### Description of the task
What follows is a listing; restate every line of it word for word.

begin Records for the task

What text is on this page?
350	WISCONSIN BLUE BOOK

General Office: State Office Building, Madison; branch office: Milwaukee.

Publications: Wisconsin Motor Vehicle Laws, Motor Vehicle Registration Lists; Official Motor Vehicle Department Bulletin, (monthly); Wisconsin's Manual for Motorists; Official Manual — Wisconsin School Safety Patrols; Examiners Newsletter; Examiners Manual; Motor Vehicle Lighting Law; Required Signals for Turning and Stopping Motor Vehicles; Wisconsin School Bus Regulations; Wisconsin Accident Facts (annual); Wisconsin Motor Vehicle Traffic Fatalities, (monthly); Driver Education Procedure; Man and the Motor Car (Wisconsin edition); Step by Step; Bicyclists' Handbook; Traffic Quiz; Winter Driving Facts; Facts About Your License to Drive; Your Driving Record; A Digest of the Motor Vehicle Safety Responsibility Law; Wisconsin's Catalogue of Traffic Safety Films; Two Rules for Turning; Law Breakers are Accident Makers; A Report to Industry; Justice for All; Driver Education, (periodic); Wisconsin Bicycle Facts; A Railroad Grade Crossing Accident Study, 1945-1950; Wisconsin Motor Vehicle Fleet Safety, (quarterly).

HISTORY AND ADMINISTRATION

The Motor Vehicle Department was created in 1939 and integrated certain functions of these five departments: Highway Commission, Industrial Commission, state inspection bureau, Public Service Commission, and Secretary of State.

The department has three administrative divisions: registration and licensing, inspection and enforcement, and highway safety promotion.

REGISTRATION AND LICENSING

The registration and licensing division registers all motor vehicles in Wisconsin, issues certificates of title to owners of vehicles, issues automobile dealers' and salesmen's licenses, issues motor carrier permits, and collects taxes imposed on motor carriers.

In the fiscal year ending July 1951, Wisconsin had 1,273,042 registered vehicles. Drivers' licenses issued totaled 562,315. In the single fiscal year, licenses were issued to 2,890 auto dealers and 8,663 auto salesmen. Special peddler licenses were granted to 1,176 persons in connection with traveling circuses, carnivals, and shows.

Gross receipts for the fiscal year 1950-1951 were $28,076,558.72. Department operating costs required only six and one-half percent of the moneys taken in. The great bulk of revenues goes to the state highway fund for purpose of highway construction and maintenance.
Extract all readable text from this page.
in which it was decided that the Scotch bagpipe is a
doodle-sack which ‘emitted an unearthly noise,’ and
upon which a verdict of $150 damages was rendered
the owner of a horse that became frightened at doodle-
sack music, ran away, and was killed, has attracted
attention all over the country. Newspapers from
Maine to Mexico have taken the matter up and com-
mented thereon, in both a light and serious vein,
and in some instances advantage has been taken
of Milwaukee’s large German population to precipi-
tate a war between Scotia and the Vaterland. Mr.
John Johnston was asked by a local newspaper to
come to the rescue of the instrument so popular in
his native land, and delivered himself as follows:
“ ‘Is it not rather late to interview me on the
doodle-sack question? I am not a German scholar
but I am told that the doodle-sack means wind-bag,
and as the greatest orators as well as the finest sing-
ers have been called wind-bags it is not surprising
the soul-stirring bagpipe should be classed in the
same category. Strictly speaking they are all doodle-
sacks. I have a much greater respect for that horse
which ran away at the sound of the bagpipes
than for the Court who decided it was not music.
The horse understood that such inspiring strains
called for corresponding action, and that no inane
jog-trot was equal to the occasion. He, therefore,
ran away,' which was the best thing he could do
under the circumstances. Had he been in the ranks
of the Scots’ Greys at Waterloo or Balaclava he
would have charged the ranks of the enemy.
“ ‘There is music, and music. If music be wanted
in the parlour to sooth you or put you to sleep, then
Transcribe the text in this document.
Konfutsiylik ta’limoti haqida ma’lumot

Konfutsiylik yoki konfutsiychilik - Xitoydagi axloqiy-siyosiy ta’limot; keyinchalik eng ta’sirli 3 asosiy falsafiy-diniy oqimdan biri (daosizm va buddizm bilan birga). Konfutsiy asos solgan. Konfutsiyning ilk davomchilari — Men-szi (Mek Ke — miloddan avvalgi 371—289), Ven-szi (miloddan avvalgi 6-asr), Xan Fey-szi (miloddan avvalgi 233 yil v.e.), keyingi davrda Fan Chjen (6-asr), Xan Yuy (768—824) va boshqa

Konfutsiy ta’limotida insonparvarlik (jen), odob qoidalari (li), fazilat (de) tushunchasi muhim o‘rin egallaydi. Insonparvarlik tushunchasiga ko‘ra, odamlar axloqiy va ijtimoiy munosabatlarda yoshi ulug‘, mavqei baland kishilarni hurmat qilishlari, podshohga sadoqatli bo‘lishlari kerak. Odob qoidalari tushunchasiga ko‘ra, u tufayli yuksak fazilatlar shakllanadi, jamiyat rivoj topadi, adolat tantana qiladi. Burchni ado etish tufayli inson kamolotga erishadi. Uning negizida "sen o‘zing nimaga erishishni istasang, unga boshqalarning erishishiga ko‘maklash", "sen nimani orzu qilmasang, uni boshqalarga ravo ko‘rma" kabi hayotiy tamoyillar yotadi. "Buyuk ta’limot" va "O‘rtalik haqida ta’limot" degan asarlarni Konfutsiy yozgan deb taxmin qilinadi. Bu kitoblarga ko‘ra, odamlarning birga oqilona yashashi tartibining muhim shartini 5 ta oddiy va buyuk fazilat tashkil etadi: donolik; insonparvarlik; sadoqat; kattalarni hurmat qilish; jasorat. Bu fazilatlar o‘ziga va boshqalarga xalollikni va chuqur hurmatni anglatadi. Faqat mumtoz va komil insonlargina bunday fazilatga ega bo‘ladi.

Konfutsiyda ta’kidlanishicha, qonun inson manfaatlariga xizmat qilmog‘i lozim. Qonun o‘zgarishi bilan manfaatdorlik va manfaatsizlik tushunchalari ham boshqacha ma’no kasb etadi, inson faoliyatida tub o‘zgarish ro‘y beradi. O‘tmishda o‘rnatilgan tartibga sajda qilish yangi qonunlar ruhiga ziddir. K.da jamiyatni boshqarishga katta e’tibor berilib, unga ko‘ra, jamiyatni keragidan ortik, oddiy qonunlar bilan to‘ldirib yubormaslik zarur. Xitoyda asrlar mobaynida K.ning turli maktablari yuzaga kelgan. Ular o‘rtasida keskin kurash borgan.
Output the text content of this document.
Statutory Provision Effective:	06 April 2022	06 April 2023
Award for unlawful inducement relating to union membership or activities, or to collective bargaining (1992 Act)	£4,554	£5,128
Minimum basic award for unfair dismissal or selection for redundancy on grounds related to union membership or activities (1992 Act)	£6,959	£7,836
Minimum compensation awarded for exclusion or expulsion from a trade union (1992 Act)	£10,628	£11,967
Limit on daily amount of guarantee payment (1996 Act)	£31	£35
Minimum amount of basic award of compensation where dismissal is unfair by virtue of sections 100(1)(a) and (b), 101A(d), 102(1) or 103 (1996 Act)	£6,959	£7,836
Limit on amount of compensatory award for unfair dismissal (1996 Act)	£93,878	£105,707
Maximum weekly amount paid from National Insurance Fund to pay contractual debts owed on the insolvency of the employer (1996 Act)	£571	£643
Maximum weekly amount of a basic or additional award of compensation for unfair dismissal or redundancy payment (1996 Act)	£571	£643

end Records for the task

### Answer to this task
What text is on this page?
350	WISCONSIN BLUE BOOK

General Office: State Office Building, Madison; branch office: Milwaukee.

Publications: Wisconsin Motor Vehicle Laws, Motor Vehicle Registration Lists; Official Motor Vehicle Department Bulletin, (monthly); Wisconsin's Manual for Motorists; Official Manual — Wisconsin School Safety Patrols; Examiners Newsletter; Examiners Manual; Motor Vehicle Lighting Law; Required Signals for Turning and Stopping Motor Vehicles; Wisconsin School Bus Regulations; Wisconsin Accident Facts (annual); Wisconsin Motor Vehicle Traffic Fatalities, (monthly); Driver Education Procedure; Man and the Motor Car (Wisconsin edition); Step by Step; Bicyclists' Handbook; Traffic Quiz; Winter Driving Facts; Facts About Your License to Drive; Your Driving Record; A Digest of the Motor Vehicle Safety Responsibility Law; Wisconsin's Catalogue of Traffic Safety Films; Two Rules for Turning; Law Breakers are Accident Makers; A Report to Industry; Justice for All; Driver Education, (periodic); Wisconsin Bicycle Facts; A Railroad Grade Crossing Accident Study, 1945-1950; Wisconsin Motor Vehicle Fleet Safety, (quarterly).

HISTORY AND ADMINISTRATION

The Motor Vehicle Department was created in 1939 and integrated certain functions of these five departments: Highway Commission, Industrial Commission, state inspection bureau, Public Service Commission, and Secretary of State.

The department has three administrative divisions: registration and licensing, inspection and enforcement, and highway safety promotion.

REGISTRATION AND LICENSING

The registration and licensing division registers all motor vehicles in Wisconsin, issues certificates of title to owners of vehicles, issues automobile dealers' and salesmen's licenses, issues motor carrier permits, and collects taxes imposed on motor carriers.

In the fiscal year ending July 1951, Wisconsin had 1,273,042 registered vehicles. Drivers' licenses issued totaled 562,315. In the single fiscal year, licenses were issued to 2,890 auto dealers and 8,663 auto salesmen. Special peddler licenses were granted to 1,176 persons in connection with traveling circuses, carnivals, and shows.

Gross receipts for the fiscal year 1950-1951 were $28,076,558.72. Department operating costs required only six and one-half percent of the moneys taken in. The great bulk of revenues goes to the state highway fund for purpose of highway construction and maintenance.
Extract all readable text from this page.
in which it was decided that the Scotch bagpipe is a
doodle-sack which ‘emitted an unearthly noise,’ and
upon which a verdict of $150 damages was rendered
the owner of a horse that became frightened at doodle-
sack music, ran away, and was killed, has attracted
attention all over the country. Newspapers from
Maine to Mexico have taken the matter up and com-
mented thereon, in both a light and serious vein,
and in some instances advantage has been taken
of Milwaukee’s large German population to precipi-
tate a war between Scotia and the Vaterland. Mr.
John Johnston was asked by a local newspaper to
come to the rescue of the instrument so popular in
his native land, and delivered himself as follows:
“ ‘Is it not rather late to interview me on the
doodle-sack question? I am not a German scholar
but I am told that the doodle-sack means wind-bag,
and as the greatest orators as well as the finest sing-
ers have been called wind-bags it is not surprising
the soul-stirring bagpipe should be classed in the
same category. Strictly speaking they are all doodle-
sacks. I have a much greater respect for that horse
which ran away at the sound of the bagpipes
than for the Court who decided it was not music.
The horse understood that such inspiring strains
called for corresponding action, and that no inane
jog-trot was equal to the occasion. He, therefore,
ran away,' which was the best thing he could do
under the circumstances. Had he been in the ranks
of the Scots’ Greys at Waterloo or Balaclava he
would have charged the ranks of the enemy.
“ ‘There is music, and music. If music be wanted
in the parlour to sooth you or put you to sleep, then
Transcribe the text in this document.
Konfutsiylik ta’limoti haqida ma’lumot

Konfutsiylik yoki konfutsiychilik - Xitoydagi axloqiy-siyosiy ta’limot; keyinchalik eng ta’sirli 3 asosiy falsafiy-diniy oqimdan biri (daosizm va buddizm bilan birga). Konfutsiy asos solgan. Konfutsiyning ilk davomchilari — Men-szi (Mek Ke — miloddan avvalgi 371—289), Ven-szi (miloddan avvalgi 6-asr), Xan Fey-szi (miloddan avvalgi 233 yil v.e.), keyingi davrda Fan Chjen (6-asr), Xan Yuy (768—824) va boshqa

Konfutsiy ta’limotida insonparvarlik (jen), odob qoidalari (li), fazilat (de) tushunchasi muhim o‘rin egallaydi. Insonparvarlik tushunchasiga ko‘ra, odamlar axloqiy va ijtimoiy munosabatlarda yoshi ulug‘, mavqei baland kishilarni hurmat qilishlari, podshohga sadoqatli bo‘lishlari kerak. Odob qoidalari tushunchasiga ko‘ra, u tufayli yuksak fazilatlar shakllanadi, jamiyat rivoj topadi, adolat tantana qiladi. Burchni ado etish tufayli inson kamolotga erishadi. Uning negizida "sen o‘zing nimaga erishishni istasang, unga boshqalarning erishishiga ko‘maklash", "sen nimani orzu qilmasang, uni boshqalarga ravo ko‘rma" kabi hayotiy tamoyillar yotadi. "Buyuk ta’limot" va "O‘rtalik haqida ta’limot" degan asarlarni Konfutsiy yozgan deb taxmin qilinadi. Bu kitoblarga ko‘ra, odamlarning birga oqilona yashashi tartibining muhim shartini 5 ta oddiy va buyuk fazilat tashkil etadi: donolik; insonparvarlik; sadoqat; kattalarni hurmat qilish; jasorat. Bu fazilatlar o‘ziga va boshqalarga xalollikni va chuqur hurmatni anglatadi. Faqat mumtoz va komil insonlargina bunday fazilatga ega bo‘ladi.

Konfutsiyda ta’kidlanishicha, qonun inson manfaatlariga xizmat qilmog‘i lozim. Qonun o‘zgarishi bilan manfaatdorlik va manfaatsizlik tushunchalari ham boshqacha ma’no kasb etadi, inson faoliyatida tub o‘zgarish ro‘y beradi. O‘tmishda o‘rnatilgan tartibga sajda qilish yangi qonunlar ruhiga ziddir. K.da jamiyatni boshqarishga katta e’tibor berilib, unga ko‘ra, jamiyatni keragidan ortik, oddiy qonunlar bilan to‘ldirib yubormaslik zarur. Xitoyda asrlar mobaynida K.ning turli maktablari yuzaga kelgan. Ular o‘rtasida keskin kurash borgan.
Output the text content of this document.
Statutory Provision Effective:	06 April 2022	06 April 2023
Award for unlawful inducement relating to union membership or activities, or to collective bargaining (1992 Act)	£4,554	£5,128
Minimum basic award for unfair dismissal or selection for redundancy on grounds related to union membership or activities (1992 Act)	£6,959	£7,836
Minimum compensation awarded for exclusion or expulsion from a trade union (1992 Act)	£10,628	£11,967
Limit on daily amount of guarantee payment (1996 Act)	£31	£35
Minimum amount of basic award of compensation where dismissal is unfair by virtue of sections 100(1)(a) and (b), 101A(d), 102(1) or 103 (1996 Act)	£6,959	£7,836
Limit on amount of compensatory award for unfair dismissal (1996 Act)	£93,878	£105,707
Maximum weekly amount paid from National Insurance Fund to pay contractual debts owed on the insolvency of the employer (1996 Act)	£571	£643
Maximum weekly amount of a basic or additional award of compensation for unfair dismissal or redundancy payment (1996 Act)	£571	£643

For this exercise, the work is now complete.